→ **WHAT YOU HAVE TO DO**: Retype the whole listing, please, keeping every line exact and dropping the pictures.
start MATERIAL
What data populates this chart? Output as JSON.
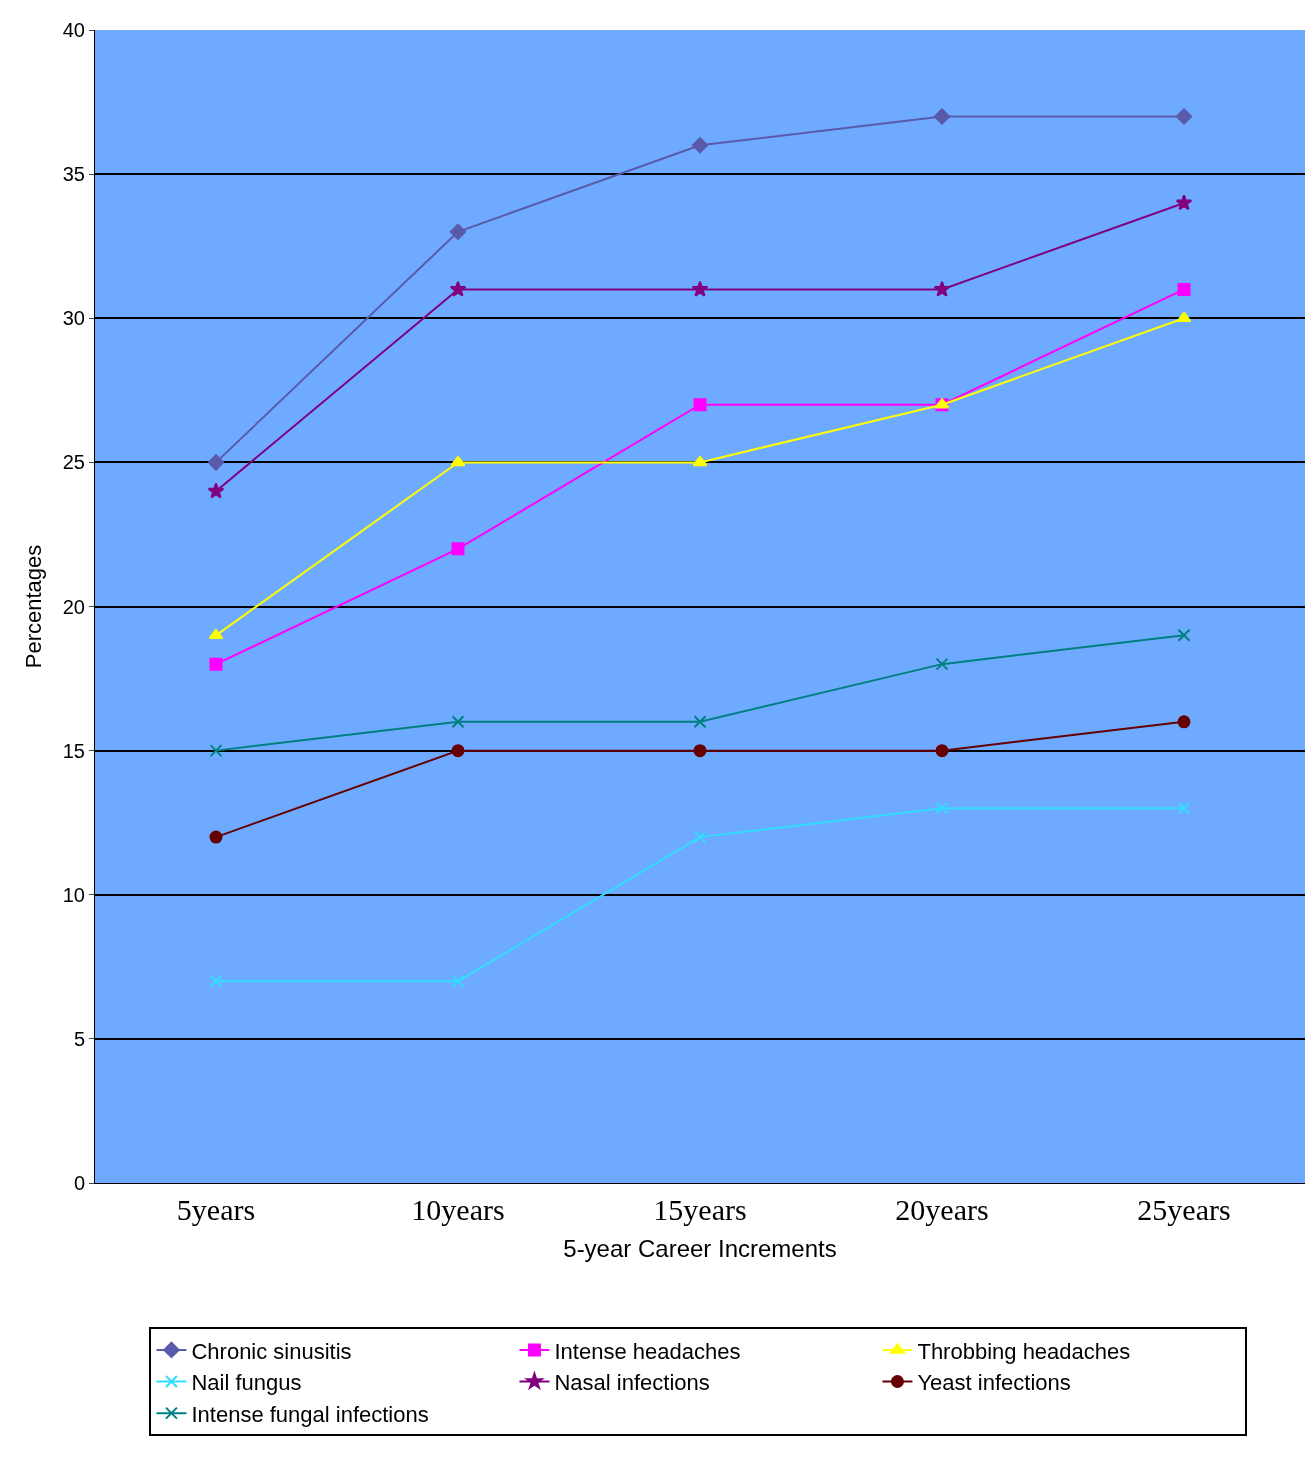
{
  "chart_data": {
    "type": "line",
    "xlabel": "5-year Career Increments",
    "ylabel": "Percentages",
    "categories": [
      "5years",
      "10years",
      "15years",
      "20years",
      "25years"
    ],
    "ylim": [
      0,
      40
    ],
    "yticks": [
      0,
      5,
      10,
      15,
      20,
      25,
      30,
      35,
      40
    ],
    "grid": "y",
    "legend": "bottom",
    "series": [
      {
        "name": "Chronic sinusitis",
        "color": "#5a5aaa",
        "marker": "diamond",
        "values": [
          25,
          33,
          36,
          37,
          37
        ]
      },
      {
        "name": "Intense headaches",
        "color": "#ff00ff",
        "marker": "square",
        "values": [
          18,
          22,
          27,
          27,
          31
        ]
      },
      {
        "name": "Throbbing headaches",
        "color": "#ffff00",
        "marker": "triangle",
        "values": [
          19,
          25,
          25,
          27,
          30
        ]
      },
      {
        "name": "Nail fungus",
        "color": "#33ddff",
        "marker": "cross",
        "values": [
          7,
          7,
          12,
          13,
          13
        ]
      },
      {
        "name": "Nasal infections",
        "color": "#800080",
        "marker": "star",
        "values": [
          24,
          31,
          31,
          31,
          34
        ]
      },
      {
        "name": "Yeast infections",
        "color": "#660000",
        "marker": "circle",
        "values": [
          12,
          15,
          15,
          15,
          16
        ]
      },
      {
        "name": "Intense fungal infections",
        "color": "#008080",
        "marker": "cross",
        "values": [
          15,
          16,
          16,
          18,
          19
        ]
      }
    ]
  }
}
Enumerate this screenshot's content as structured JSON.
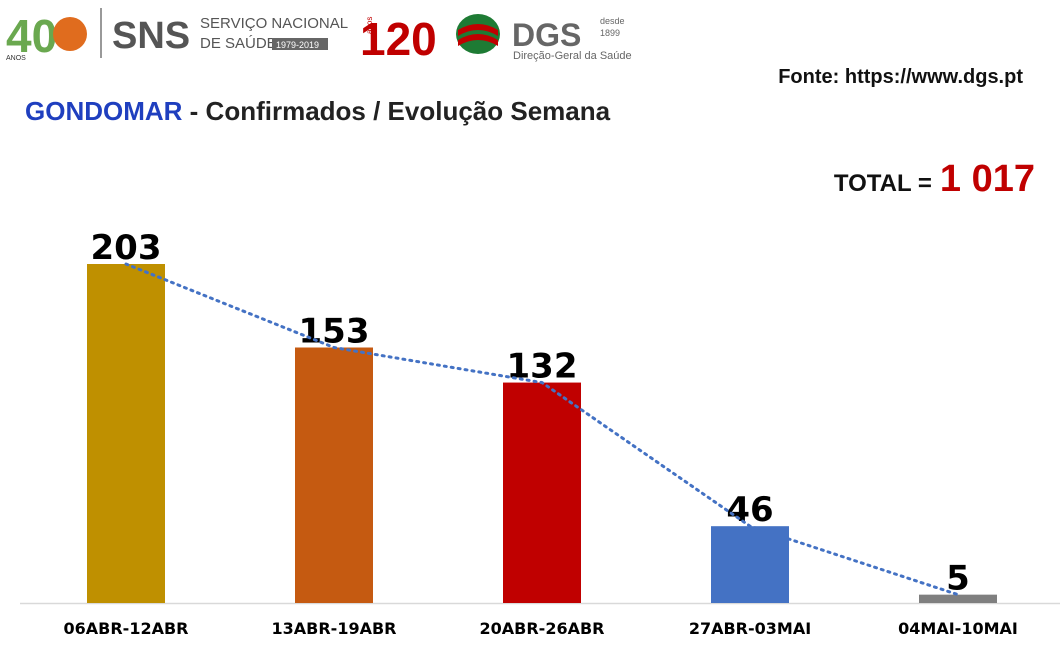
{
  "header": {
    "logo_40": "40",
    "logo_40_sub": "ANOS",
    "sns": "SNS",
    "sns_line1": "SERVIÇO NACIONAL",
    "sns_line2": "DE SAÚDE",
    "sns_years": "1979-2019",
    "anos_120": "120",
    "anos_120_sub": "anos",
    "dgs": "DGS",
    "dgs_since1": "desde",
    "dgs_since2": "1899",
    "dgs_name": "Direção-Geral da Saúde"
  },
  "source": "Fonte: https://www.dgs.pt",
  "title": {
    "place": "GONDOMAR",
    "rest": " - Confirmados / Evolução Semana"
  },
  "total": {
    "label": "TOTAL =",
    "value": "1 017"
  },
  "colors": {
    "title_place": "#1f3fbf",
    "total_value": "#c00000",
    "trendline": "#4472c4"
  },
  "chart_data": {
    "type": "bar",
    "categories": [
      "06ABR-12ABR",
      "13ABR-19ABR",
      "20ABR-26ABR",
      "27ABR-03MAI",
      "04MAI-10MAI"
    ],
    "values": [
      203,
      153,
      132,
      46,
      5
    ],
    "data_labels": [
      "203",
      "153",
      "132",
      "46",
      "5"
    ],
    "bar_colors": [
      "#bf9000",
      "#c55a11",
      "#c00000",
      "#4472c4",
      "#7f7f7f"
    ],
    "trendline": "linear (dotted)",
    "ylim": [
      0,
      220
    ],
    "title": "",
    "xlabel": "",
    "ylabel": "",
    "grid": false,
    "legend": "none"
  }
}
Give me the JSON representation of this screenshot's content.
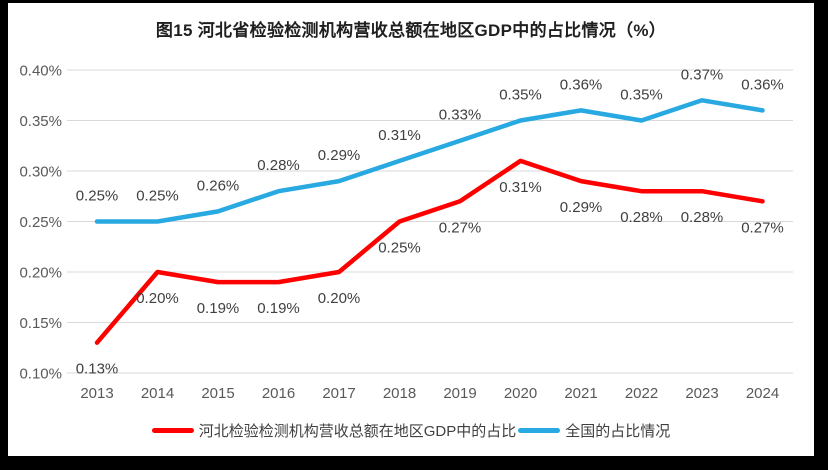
end MATERIAL
→ **REPLY**:
What data populates this chart? Output as JSON.
{
  "chart_data": {
    "type": "line",
    "xlabel": "5-year Career Increments",
    "ylabel": "Percentages",
    "categories": [
      "5years",
      "10years",
      "15years",
      "20years",
      "25years"
    ],
    "ylim": [
      0,
      40
    ],
    "yticks": [
      0,
      5,
      10,
      15,
      20,
      25,
      30,
      35,
      40
    ],
    "grid": "y",
    "legend": "bottom",
    "series": [
      {
        "name": "Chronic sinusitis",
        "color": "#5a5aaa",
        "marker": "diamond",
        "values": [
          25,
          33,
          36,
          37,
          37
        ]
      },
      {
        "name": "Intense headaches",
        "color": "#ff00ff",
        "marker": "square",
        "values": [
          18,
          22,
          27,
          27,
          31
        ]
      },
      {
        "name": "Throbbing headaches",
        "color": "#ffff00",
        "marker": "triangle",
        "values": [
          19,
          25,
          25,
          27,
          30
        ]
      },
      {
        "name": "Nail fungus",
        "color": "#33ddff",
        "marker": "cross",
        "values": [
          7,
          7,
          12,
          13,
          13
        ]
      },
      {
        "name": "Nasal infections",
        "color": "#800080",
        "marker": "star",
        "values": [
          24,
          31,
          31,
          31,
          34
        ]
      },
      {
        "name": "Yeast infections",
        "color": "#660000",
        "marker": "circle",
        "values": [
          12,
          15,
          15,
          15,
          16
        ]
      },
      {
        "name": "Intense fungal infections",
        "color": "#008080",
        "marker": "cross",
        "values": [
          15,
          16,
          16,
          18,
          19
        ]
      }
    ]
  }
}
Enumerate this screenshot's content as structured JSON.
{
  "header": {
    "logo_40": "40",
    "logo_40_sub": "ANOS",
    "sns": "SNS",
    "sns_line1": "SERVIÇO NACIONAL",
    "sns_line2": "DE SAÚDE",
    "sns_years": "1979-2019",
    "anos_120": "120",
    "anos_120_sub": "anos",
    "dgs": "DGS",
    "dgs_since1": "desde",
    "dgs_since2": "1899",
    "dgs_name": "Direção-Geral da Saúde"
  },
  "source": "Fonte: https://www.dgs.pt",
  "title": {
    "place": "GONDOMAR",
    "rest": " - Confirmados / Evolução Semana"
  },
  "total": {
    "label": "TOTAL =",
    "value": "1 017"
  },
  "colors": {
    "title_place": "#1f3fbf",
    "total_value": "#c00000",
    "trendline": "#4472c4"
  },
  "chart_data": {
    "type": "bar",
    "categories": [
      "06ABR-12ABR",
      "13ABR-19ABR",
      "20ABR-26ABR",
      "27ABR-03MAI",
      "04MAI-10MAI"
    ],
    "values": [
      203,
      153,
      132,
      46,
      5
    ],
    "data_labels": [
      "203",
      "153",
      "132",
      "46",
      "5"
    ],
    "bar_colors": [
      "#bf9000",
      "#c55a11",
      "#c00000",
      "#4472c4",
      "#7f7f7f"
    ],
    "trendline": "linear (dotted)",
    "ylim": [
      0,
      220
    ],
    "title": "",
    "xlabel": "",
    "ylabel": "",
    "grid": false,
    "legend": "none"
  }
}
Give me the JSON representation of this screenshot's content.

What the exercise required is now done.